[Collected data entries]

┌────────

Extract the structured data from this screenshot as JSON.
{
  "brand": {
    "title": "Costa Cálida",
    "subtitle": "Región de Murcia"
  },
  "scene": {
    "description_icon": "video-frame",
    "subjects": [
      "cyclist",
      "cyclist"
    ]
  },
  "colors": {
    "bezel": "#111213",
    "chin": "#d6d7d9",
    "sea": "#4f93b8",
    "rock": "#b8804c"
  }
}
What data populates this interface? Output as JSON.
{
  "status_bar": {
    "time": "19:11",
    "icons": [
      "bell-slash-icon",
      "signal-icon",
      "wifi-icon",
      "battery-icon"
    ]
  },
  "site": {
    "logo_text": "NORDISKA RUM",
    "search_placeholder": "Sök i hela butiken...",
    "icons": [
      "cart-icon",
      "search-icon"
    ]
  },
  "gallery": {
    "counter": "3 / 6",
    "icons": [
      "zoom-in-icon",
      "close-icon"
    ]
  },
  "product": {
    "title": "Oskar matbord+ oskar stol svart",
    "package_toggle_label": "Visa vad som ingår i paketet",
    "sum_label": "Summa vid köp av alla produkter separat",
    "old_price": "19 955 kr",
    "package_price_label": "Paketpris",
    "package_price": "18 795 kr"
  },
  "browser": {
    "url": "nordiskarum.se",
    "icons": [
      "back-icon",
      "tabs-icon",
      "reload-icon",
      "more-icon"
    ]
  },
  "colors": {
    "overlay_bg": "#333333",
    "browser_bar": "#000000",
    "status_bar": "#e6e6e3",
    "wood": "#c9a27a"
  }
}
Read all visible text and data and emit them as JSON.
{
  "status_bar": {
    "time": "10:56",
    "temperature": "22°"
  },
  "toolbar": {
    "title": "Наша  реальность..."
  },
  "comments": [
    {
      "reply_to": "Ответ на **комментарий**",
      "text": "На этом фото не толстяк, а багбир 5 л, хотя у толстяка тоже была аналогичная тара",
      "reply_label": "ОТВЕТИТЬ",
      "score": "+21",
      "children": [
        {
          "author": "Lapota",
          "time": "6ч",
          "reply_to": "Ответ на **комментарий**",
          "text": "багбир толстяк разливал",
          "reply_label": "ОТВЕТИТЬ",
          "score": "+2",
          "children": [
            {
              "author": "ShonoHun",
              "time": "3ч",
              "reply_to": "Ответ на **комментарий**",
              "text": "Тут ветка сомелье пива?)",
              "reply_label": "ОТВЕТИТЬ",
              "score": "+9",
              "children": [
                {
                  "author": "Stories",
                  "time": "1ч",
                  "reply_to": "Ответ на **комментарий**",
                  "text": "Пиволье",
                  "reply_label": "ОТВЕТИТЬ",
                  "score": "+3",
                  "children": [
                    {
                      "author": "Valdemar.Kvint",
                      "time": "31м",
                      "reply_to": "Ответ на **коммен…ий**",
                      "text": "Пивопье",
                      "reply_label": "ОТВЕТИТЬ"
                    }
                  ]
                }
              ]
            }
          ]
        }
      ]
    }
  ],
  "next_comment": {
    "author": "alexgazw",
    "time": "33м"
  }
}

└────────

Search the data for the string "time" and copy each line where it appears.

    "time": "19:11",
    "time": "10:56",
          "time": "6ч",
              "time": "3ч",
                  "time": "1ч",
                      "time": "31м",
    "time": "33м"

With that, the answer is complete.